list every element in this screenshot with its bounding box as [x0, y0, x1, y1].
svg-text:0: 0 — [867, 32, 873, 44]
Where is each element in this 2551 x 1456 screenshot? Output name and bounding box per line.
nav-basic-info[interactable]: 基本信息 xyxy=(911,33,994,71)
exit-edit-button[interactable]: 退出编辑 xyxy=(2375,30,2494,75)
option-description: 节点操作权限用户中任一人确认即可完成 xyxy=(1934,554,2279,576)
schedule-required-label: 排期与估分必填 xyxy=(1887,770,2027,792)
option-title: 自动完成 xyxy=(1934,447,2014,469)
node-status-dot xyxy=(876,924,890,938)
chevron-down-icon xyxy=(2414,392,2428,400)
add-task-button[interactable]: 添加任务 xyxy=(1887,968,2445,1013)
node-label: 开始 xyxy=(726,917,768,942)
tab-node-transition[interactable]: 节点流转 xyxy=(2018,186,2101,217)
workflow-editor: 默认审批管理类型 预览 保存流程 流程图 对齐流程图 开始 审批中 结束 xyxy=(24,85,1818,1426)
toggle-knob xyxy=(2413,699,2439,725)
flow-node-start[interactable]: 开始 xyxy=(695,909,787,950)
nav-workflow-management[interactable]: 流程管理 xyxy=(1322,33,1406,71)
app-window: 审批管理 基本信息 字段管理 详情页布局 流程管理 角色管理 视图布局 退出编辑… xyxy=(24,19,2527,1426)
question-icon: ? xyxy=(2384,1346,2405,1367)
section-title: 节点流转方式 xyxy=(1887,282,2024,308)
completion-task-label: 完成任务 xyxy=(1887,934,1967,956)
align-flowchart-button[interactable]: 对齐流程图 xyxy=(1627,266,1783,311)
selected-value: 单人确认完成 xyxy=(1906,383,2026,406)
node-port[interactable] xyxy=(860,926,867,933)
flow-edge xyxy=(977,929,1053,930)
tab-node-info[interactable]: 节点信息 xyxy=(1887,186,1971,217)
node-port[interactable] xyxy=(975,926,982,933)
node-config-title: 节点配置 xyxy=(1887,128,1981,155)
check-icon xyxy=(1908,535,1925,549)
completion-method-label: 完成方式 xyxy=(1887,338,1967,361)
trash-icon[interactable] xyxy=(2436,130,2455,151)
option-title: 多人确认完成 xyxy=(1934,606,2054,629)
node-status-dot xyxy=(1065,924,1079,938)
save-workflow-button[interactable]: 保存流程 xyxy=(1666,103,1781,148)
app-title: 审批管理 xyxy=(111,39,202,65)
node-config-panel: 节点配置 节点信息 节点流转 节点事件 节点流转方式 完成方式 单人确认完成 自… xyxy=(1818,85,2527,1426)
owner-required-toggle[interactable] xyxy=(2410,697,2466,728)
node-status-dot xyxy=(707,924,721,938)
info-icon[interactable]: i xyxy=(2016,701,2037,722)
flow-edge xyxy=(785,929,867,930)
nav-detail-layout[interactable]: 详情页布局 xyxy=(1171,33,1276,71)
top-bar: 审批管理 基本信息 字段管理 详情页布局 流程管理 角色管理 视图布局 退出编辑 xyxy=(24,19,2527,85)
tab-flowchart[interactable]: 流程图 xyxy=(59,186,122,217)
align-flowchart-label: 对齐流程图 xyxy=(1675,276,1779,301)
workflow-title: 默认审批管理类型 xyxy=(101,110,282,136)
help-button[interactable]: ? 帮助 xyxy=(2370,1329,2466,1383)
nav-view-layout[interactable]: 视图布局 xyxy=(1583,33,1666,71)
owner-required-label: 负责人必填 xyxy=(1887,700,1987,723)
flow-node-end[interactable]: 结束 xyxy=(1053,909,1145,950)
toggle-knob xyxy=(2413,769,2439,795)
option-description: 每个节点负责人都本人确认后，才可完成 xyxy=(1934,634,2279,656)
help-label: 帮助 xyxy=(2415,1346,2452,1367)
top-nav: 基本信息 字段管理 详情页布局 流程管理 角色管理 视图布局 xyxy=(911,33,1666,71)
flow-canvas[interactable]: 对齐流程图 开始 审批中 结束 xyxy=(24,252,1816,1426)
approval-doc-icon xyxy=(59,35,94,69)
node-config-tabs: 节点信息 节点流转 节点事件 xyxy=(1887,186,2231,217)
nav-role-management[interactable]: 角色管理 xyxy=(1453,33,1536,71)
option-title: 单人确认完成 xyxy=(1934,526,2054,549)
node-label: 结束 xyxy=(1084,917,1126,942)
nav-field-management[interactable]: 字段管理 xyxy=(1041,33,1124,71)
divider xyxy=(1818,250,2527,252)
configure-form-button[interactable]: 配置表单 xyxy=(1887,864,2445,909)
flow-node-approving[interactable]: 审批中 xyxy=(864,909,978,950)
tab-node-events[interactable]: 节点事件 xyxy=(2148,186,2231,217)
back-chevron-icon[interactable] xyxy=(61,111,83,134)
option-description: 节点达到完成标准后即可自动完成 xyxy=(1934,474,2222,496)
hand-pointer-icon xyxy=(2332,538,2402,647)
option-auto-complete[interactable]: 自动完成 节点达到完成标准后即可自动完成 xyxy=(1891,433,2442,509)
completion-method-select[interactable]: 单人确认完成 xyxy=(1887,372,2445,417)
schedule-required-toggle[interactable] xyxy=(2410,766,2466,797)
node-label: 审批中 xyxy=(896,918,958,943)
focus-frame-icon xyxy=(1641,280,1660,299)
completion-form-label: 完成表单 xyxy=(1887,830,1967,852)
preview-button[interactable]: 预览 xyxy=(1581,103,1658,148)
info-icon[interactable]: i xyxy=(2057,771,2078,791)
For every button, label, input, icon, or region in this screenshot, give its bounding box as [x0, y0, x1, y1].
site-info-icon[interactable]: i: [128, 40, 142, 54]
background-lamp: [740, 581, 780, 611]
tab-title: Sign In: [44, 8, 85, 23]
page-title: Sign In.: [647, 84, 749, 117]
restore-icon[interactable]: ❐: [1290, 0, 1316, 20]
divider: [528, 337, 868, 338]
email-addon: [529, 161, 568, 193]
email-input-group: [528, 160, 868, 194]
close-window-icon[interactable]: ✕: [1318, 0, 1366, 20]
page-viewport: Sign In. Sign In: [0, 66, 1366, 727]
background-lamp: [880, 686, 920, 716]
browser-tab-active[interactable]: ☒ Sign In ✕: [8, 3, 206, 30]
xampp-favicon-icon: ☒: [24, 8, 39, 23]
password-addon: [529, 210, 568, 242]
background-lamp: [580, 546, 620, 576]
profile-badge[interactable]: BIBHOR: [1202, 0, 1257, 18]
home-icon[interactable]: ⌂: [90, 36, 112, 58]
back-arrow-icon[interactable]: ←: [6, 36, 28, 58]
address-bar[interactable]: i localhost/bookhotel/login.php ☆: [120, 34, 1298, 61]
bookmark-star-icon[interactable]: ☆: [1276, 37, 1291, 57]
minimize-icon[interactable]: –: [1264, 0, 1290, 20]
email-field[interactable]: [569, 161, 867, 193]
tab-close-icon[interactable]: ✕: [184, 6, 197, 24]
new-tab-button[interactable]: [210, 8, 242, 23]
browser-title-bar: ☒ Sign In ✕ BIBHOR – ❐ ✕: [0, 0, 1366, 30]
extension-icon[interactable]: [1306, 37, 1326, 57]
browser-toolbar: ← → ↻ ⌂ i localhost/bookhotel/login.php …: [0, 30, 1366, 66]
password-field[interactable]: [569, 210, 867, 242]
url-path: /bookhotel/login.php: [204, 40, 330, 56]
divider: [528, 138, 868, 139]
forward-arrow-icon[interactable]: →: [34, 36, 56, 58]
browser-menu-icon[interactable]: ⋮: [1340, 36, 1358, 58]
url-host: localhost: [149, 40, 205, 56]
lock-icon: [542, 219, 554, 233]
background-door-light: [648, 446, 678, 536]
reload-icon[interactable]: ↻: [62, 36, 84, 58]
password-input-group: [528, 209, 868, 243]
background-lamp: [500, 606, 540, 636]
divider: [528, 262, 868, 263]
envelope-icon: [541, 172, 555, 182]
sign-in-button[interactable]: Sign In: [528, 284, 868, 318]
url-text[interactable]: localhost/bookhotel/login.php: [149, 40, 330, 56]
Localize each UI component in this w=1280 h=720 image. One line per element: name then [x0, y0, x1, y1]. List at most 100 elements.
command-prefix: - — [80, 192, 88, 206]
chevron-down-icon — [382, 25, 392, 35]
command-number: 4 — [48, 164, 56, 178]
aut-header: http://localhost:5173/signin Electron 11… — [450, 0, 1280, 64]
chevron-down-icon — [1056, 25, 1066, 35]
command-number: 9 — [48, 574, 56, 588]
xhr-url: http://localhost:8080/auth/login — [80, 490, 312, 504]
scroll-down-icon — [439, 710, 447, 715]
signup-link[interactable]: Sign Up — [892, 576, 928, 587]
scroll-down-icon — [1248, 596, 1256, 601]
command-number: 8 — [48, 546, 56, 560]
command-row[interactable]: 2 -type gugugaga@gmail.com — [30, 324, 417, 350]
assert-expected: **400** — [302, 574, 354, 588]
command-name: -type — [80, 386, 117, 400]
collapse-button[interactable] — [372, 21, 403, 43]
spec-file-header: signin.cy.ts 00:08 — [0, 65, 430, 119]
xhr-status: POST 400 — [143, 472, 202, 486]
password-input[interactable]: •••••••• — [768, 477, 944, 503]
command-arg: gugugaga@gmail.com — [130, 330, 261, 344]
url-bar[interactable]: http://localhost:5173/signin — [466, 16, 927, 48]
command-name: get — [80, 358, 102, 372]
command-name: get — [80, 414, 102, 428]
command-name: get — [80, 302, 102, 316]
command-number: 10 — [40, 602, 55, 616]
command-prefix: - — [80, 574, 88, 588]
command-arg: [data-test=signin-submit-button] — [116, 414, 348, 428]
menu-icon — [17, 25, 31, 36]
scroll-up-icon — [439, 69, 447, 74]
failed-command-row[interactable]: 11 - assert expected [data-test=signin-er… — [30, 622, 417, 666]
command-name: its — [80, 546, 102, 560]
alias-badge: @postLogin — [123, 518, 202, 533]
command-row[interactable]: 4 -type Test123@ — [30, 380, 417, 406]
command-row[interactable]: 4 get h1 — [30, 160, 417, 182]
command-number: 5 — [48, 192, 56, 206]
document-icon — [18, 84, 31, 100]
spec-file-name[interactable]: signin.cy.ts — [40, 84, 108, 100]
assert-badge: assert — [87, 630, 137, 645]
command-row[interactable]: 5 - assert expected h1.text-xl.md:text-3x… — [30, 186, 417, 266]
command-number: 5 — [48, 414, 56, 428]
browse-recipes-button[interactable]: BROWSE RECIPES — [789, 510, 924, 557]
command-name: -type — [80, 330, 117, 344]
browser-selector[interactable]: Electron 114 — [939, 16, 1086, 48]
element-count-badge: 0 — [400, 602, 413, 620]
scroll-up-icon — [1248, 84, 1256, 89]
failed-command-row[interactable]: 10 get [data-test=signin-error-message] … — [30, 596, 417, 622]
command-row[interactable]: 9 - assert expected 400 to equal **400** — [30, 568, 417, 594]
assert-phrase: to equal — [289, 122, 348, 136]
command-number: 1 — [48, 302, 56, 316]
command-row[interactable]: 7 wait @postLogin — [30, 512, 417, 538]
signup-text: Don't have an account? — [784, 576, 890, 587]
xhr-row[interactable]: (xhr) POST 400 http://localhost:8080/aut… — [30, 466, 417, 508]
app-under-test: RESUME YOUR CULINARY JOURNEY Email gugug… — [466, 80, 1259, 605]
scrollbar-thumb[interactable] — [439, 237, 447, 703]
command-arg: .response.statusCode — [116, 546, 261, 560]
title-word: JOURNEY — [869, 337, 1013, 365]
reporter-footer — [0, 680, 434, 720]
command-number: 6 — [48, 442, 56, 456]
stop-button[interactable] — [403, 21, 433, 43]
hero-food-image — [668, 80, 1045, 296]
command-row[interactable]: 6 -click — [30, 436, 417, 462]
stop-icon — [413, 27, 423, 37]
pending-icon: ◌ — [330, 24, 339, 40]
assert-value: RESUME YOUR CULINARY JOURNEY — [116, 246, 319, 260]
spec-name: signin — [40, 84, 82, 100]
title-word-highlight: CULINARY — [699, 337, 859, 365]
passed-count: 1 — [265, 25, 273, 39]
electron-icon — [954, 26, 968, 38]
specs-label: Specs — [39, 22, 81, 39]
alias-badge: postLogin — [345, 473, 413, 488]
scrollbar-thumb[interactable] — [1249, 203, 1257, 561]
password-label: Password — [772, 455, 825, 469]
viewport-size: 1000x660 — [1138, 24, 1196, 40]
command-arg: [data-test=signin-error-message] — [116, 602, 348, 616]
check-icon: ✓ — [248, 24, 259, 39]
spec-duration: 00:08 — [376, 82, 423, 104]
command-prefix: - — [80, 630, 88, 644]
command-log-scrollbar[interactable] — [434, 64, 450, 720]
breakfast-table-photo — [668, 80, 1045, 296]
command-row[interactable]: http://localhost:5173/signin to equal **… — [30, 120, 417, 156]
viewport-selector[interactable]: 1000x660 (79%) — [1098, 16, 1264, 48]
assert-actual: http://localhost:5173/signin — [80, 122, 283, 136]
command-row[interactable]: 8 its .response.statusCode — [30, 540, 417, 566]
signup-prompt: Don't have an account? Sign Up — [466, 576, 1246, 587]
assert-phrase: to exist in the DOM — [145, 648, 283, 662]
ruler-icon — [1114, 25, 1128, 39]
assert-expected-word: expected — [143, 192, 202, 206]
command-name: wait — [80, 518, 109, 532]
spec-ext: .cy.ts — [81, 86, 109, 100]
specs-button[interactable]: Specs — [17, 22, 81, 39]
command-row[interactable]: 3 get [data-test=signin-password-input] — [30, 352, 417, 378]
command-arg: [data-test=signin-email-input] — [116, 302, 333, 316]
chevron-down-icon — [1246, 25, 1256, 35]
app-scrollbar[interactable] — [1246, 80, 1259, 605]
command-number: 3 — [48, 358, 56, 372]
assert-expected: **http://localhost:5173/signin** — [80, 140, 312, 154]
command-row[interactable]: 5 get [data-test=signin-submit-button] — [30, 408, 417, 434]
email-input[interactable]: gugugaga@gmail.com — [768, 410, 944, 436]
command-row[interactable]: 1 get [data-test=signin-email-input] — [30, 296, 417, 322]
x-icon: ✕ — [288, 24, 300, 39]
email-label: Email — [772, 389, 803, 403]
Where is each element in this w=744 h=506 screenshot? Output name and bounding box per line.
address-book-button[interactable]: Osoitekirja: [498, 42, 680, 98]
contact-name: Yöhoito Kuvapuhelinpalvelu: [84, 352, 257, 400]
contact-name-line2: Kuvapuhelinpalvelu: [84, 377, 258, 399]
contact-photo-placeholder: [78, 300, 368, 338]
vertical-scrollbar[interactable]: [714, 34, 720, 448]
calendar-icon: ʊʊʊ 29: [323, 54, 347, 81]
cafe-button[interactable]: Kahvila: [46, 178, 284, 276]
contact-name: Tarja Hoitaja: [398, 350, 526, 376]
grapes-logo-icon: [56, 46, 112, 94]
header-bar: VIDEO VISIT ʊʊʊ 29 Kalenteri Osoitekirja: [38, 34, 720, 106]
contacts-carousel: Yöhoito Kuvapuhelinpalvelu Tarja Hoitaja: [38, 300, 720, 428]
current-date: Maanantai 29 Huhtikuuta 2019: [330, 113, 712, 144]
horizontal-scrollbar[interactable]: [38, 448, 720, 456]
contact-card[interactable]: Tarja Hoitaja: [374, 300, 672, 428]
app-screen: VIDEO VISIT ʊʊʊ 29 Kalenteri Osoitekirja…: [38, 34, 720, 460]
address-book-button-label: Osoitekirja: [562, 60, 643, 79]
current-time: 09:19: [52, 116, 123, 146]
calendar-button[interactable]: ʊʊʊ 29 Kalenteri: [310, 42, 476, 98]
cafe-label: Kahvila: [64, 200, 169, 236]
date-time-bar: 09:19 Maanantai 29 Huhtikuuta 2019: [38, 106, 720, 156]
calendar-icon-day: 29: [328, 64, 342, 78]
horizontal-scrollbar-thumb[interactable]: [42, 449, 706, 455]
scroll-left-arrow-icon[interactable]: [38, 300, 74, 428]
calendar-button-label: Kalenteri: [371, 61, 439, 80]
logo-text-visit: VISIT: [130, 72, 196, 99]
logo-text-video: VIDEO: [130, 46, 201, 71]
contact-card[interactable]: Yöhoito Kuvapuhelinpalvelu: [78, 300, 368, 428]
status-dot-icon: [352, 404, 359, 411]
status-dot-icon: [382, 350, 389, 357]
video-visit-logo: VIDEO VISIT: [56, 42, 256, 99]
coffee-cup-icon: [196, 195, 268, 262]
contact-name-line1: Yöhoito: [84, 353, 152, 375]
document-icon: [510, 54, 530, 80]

SHORT EXERCISE: Transcribe the rows without any changes, from the first row down to and including the row that contains "tab-node-info[interactable]: 节点信息 xyxy=(1887,186,1971,217)".

COMPLETED EXERCISE:
list every element in this screenshot with its bounding box as [x0, y0, x1, y1].
svg-text:0: 0 — [867, 32, 873, 44]
Where is each element in this 2551 x 1456 screenshot? Output name and bounding box per line.
nav-basic-info[interactable]: 基本信息 xyxy=(911,33,994,71)
exit-edit-button[interactable]: 退出编辑 xyxy=(2375,30,2494,75)
option-description: 节点操作权限用户中任一人确认即可完成 xyxy=(1934,554,2279,576)
schedule-required-label: 排期与估分必填 xyxy=(1887,770,2027,792)
option-title: 自动完成 xyxy=(1934,447,2014,469)
node-status-dot xyxy=(876,924,890,938)
chevron-down-icon xyxy=(2414,392,2428,400)
add-task-button[interactable]: 添加任务 xyxy=(1887,968,2445,1013)
node-label: 开始 xyxy=(726,917,768,942)
tab-node-transition[interactable]: 节点流转 xyxy=(2018,186,2101,217)
workflow-editor: 默认审批管理类型 预览 保存流程 流程图 对齐流程图 开始 审批中 结束 xyxy=(24,85,1818,1426)
toggle-knob xyxy=(2413,699,2439,725)
flow-node-start[interactable]: 开始 xyxy=(695,909,787,950)
nav-workflow-management[interactable]: 流程管理 xyxy=(1322,33,1406,71)
app-window: 审批管理 基本信息 字段管理 详情页布局 流程管理 角色管理 视图布局 退出编辑… xyxy=(24,19,2527,1426)
question-icon: ? xyxy=(2384,1346,2405,1367)
section-title: 节点流转方式 xyxy=(1887,282,2024,308)
completion-task-label: 完成任务 xyxy=(1887,934,1967,956)
align-flowchart-button[interactable]: 对齐流程图 xyxy=(1627,266,1783,311)
selected-value: 单人确认完成 xyxy=(1906,383,2026,406)
node-port[interactable] xyxy=(860,926,867,933)
flow-edge xyxy=(977,929,1053,930)
tab-node-info[interactable]: 节点信息 xyxy=(1887,186,1971,217)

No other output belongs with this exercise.